(Entries shown):
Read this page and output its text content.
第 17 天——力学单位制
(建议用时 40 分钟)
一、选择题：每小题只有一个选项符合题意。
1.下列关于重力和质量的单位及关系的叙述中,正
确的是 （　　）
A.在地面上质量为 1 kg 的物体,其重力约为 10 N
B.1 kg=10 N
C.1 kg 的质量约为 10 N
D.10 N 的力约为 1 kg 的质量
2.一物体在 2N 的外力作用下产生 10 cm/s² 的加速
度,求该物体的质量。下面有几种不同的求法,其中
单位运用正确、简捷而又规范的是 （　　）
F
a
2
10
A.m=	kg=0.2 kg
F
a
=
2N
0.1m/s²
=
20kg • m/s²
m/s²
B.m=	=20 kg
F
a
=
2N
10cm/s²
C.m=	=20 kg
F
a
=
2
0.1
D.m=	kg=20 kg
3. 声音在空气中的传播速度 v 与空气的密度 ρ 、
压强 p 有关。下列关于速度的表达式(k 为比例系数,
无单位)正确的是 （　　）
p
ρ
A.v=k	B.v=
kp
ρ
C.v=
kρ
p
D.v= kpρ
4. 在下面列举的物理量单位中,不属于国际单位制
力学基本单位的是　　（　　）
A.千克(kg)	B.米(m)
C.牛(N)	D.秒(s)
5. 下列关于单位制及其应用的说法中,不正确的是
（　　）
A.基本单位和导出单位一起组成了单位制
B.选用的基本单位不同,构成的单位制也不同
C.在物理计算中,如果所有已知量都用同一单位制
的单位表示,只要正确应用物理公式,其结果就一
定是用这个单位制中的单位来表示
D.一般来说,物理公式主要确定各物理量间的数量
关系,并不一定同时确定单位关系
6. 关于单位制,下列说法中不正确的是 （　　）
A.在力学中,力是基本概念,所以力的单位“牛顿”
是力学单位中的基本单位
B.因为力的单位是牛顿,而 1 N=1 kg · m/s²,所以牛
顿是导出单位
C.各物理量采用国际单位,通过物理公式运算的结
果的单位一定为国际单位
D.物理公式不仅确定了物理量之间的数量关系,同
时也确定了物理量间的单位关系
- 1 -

(Task details): Write out all records exactly, keeping every detail.

(Expected answer):
Read this page and output its text content.
第 17 天——力学单位制
(建议用时 40 分钟)
一、选择题：每小题只有一个选项符合题意。
1.下列关于重力和质量的单位及关系的叙述中,正
确的是 （　　）
A.在地面上质量为 1 kg 的物体,其重力约为 10 N
B.1 kg=10 N
C.1 kg 的质量约为 10 N
D.10 N 的力约为 1 kg 的质量
2.一物体在 2N 的外力作用下产生 10 cm/s² 的加速
度,求该物体的质量。下面有几种不同的求法,其中
单位运用正确、简捷而又规范的是 （　　）
F
a
2
10
A.m=	kg=0.2 kg
F
a
=
2N
0.1m/s²
=
20kg • m/s²
m/s²
B.m=	=20 kg
F
a
=
2N
10cm/s²
C.m=	=20 kg
F
a
=
2
0.1
D.m=	kg=20 kg
3. 声音在空气中的传播速度 v 与空气的密度 ρ 、
压强 p 有关。下列关于速度的表达式(k 为比例系数,
无单位)正确的是 （　　）
p
ρ
A.v=k	B.v=
kp
ρ
C.v=
kρ
p
D.v= kpρ
4. 在下面列举的物理量单位中,不属于国际单位制
力学基本单位的是　　（　　）
A.千克(kg)	B.米(m)
C.牛(N)	D.秒(s)
5. 下列关于单位制及其应用的说法中,不正确的是
（　　）
A.基本单位和导出单位一起组成了单位制
B.选用的基本单位不同,构成的单位制也不同
C.在物理计算中,如果所有已知量都用同一单位制
的单位表示,只要正确应用物理公式,其结果就一
定是用这个单位制中的单位来表示
D.一般来说,物理公式主要确定各物理量间的数量
关系,并不一定同时确定单位关系
6. 关于单位制,下列说法中不正确的是 （　　）
A.在力学中,力是基本概念,所以力的单位“牛顿”
是力学单位中的基本单位
B.因为力的单位是牛顿,而 1 N=1 kg · m/s²,所以牛
顿是导出单位
C.各物理量采用国际单位,通过物理公式运算的结
果的单位一定为国际单位
D.物理公式不仅确定了物理量之间的数量关系,同
时也确定了物理量间的单位关系
- 1 -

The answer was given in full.